(Figure collection entries)
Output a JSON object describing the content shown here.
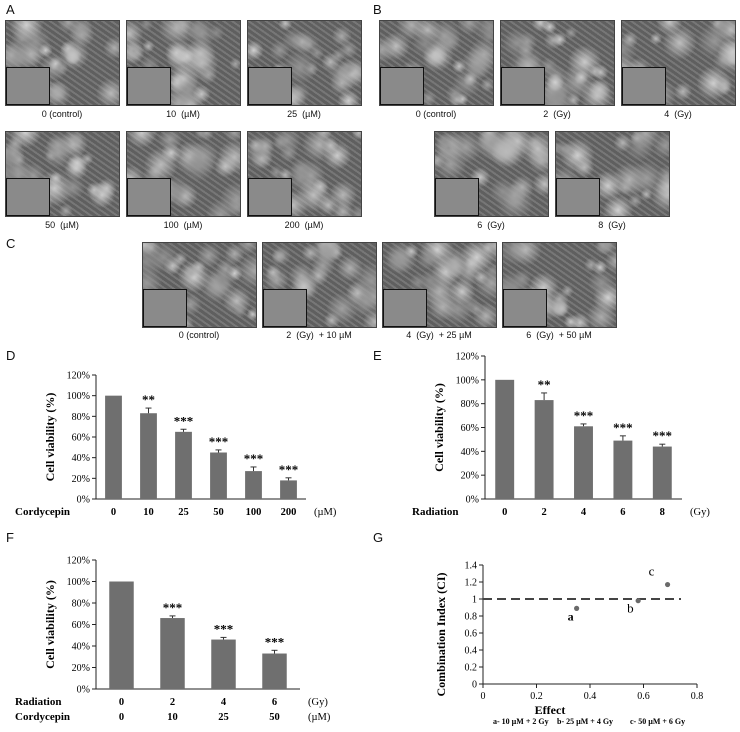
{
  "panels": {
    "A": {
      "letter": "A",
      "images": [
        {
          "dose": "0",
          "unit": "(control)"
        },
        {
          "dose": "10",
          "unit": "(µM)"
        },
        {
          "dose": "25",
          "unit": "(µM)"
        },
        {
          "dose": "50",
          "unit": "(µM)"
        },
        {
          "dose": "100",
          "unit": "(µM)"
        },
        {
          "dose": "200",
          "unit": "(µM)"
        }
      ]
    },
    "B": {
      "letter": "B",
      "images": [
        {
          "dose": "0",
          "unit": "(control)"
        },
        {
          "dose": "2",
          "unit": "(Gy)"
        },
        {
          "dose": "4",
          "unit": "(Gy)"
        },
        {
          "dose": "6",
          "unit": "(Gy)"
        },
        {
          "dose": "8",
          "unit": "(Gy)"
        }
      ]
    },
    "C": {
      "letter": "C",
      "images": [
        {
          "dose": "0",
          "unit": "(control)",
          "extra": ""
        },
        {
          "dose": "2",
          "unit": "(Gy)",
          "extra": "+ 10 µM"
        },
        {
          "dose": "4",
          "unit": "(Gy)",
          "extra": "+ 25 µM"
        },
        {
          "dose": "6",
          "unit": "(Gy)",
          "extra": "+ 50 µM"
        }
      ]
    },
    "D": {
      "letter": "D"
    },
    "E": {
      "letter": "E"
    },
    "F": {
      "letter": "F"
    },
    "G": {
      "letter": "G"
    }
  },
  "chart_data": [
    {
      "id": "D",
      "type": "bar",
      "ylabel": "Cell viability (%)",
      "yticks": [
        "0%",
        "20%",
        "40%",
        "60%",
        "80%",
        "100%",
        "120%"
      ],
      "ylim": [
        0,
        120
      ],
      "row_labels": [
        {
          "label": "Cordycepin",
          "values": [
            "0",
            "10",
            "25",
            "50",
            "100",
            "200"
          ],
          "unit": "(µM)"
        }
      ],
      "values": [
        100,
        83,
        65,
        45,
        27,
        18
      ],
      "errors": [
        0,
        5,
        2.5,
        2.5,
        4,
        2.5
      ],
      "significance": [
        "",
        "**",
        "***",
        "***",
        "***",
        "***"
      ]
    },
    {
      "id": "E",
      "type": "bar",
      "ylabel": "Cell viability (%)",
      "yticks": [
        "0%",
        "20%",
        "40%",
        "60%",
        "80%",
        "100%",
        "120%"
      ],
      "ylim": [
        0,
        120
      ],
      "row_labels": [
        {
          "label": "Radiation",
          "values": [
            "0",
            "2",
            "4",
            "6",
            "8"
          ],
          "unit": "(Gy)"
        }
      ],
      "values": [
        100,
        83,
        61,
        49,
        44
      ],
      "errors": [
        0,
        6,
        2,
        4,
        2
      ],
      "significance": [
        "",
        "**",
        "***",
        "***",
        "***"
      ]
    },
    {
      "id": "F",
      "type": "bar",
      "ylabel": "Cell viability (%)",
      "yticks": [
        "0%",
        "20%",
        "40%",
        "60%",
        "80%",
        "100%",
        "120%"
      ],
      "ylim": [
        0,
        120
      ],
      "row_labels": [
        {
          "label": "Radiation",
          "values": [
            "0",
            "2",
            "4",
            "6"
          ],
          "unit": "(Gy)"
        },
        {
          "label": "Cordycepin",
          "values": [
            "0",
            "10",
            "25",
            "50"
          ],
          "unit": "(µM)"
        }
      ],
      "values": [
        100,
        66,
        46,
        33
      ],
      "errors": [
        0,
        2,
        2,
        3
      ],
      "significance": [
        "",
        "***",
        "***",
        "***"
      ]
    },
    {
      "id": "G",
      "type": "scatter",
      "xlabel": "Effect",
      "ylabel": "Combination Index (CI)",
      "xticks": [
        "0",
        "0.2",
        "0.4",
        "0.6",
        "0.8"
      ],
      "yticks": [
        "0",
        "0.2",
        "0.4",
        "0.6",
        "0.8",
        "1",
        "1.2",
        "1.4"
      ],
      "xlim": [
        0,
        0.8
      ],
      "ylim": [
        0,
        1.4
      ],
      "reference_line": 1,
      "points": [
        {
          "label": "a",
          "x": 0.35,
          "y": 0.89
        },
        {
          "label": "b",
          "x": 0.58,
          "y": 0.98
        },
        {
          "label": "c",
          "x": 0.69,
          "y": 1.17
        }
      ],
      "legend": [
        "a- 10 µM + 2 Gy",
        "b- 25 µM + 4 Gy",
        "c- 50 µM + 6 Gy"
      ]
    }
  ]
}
---
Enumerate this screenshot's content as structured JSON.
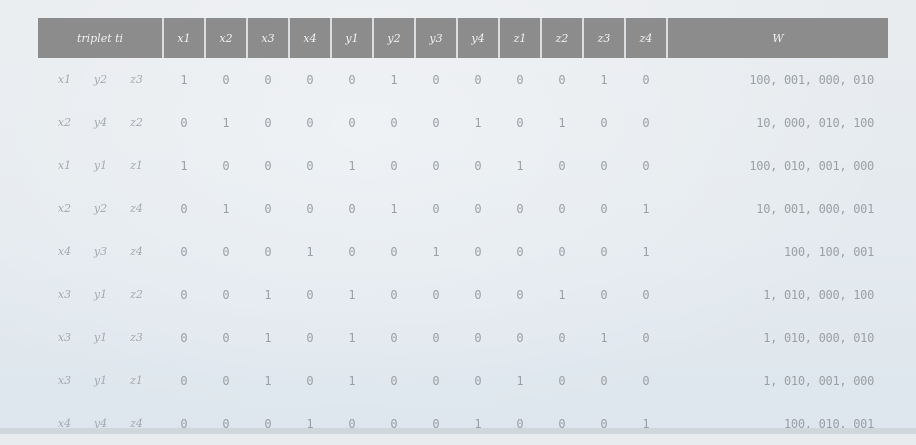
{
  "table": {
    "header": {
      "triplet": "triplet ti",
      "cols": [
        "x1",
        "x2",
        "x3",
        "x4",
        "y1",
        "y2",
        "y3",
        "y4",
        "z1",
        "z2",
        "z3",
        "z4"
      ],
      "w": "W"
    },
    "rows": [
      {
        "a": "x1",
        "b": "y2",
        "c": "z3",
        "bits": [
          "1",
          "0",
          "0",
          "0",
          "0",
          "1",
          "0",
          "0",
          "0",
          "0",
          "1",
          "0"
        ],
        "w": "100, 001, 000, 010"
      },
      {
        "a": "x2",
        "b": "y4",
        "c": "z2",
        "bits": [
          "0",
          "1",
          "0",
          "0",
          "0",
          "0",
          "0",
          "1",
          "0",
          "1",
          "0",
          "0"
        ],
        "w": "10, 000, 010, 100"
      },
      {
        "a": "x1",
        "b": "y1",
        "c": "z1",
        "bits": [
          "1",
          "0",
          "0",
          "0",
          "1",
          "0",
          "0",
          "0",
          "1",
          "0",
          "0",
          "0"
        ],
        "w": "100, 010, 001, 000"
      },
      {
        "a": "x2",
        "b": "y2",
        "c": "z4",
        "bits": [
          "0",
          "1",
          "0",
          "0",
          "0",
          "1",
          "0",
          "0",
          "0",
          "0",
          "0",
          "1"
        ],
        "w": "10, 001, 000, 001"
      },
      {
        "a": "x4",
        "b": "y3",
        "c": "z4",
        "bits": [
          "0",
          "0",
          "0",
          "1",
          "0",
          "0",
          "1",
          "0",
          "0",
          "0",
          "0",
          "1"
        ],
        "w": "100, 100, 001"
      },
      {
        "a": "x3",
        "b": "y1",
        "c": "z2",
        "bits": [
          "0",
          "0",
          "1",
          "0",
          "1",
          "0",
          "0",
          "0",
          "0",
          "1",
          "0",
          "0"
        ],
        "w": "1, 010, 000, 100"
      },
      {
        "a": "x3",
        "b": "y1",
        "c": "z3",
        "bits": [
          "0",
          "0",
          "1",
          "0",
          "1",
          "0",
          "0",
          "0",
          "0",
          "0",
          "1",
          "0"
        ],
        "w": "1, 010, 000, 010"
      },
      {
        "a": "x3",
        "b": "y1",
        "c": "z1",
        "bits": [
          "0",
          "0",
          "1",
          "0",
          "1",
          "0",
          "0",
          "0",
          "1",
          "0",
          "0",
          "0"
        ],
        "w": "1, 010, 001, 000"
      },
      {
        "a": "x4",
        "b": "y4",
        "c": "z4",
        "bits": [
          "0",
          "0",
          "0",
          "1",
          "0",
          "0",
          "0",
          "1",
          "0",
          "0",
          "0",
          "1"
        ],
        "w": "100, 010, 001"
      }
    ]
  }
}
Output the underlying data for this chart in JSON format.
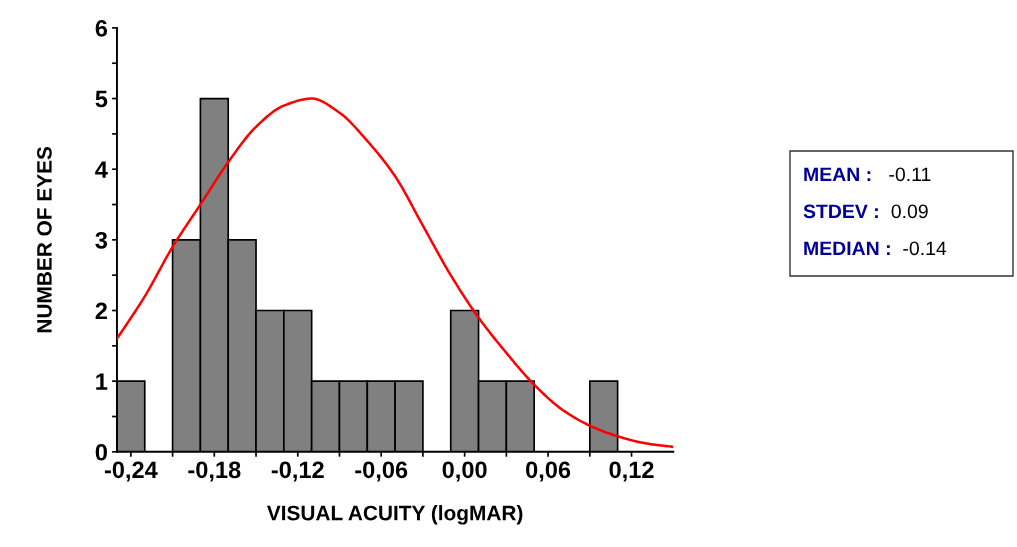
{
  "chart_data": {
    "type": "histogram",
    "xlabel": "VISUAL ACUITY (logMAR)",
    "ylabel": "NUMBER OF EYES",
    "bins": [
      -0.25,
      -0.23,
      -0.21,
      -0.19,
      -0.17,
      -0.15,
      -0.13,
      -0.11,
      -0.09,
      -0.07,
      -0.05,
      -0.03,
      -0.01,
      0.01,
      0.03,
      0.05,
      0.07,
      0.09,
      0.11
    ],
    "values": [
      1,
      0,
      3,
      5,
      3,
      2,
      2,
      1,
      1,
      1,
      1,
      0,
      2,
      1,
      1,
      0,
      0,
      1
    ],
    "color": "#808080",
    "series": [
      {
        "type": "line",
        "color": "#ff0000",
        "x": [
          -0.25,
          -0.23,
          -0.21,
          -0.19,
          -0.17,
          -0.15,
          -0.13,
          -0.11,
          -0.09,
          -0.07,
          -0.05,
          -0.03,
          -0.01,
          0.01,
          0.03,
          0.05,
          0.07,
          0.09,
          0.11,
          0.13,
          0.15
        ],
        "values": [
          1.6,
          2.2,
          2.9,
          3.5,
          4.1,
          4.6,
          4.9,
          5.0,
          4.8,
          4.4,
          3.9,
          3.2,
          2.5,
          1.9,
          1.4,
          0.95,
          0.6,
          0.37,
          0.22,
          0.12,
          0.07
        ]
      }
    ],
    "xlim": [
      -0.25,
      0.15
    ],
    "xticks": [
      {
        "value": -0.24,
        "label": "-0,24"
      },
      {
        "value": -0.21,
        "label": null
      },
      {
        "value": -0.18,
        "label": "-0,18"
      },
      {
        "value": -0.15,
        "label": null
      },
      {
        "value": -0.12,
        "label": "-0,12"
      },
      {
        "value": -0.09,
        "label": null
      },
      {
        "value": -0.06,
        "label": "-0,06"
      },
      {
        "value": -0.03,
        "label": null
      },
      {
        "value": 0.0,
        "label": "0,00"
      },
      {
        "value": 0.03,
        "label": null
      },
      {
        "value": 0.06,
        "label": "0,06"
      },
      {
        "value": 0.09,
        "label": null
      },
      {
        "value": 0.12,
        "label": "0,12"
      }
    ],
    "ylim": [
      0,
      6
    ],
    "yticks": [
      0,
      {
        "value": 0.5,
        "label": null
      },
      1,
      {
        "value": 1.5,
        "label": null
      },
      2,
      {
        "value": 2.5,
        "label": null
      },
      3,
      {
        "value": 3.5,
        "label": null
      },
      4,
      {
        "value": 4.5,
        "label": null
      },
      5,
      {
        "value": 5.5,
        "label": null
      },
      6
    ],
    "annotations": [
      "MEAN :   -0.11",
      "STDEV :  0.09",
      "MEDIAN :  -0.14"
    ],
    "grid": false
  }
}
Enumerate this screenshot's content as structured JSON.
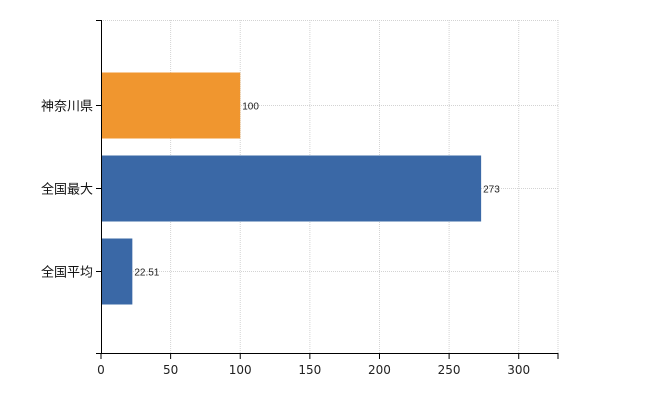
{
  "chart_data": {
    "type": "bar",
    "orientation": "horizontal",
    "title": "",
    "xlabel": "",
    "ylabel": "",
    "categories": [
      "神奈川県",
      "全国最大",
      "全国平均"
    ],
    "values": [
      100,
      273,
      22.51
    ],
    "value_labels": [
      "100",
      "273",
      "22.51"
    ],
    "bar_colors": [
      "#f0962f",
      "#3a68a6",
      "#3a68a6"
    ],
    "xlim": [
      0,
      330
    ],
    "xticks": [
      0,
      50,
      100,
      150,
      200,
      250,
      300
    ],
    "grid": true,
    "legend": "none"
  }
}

* _WHAT YOU HAVE TO DO_
Tally the lines of the data that contain the string "JSON" and report the total alone.

* _RESPONSE TO THIS EXERCISE_
4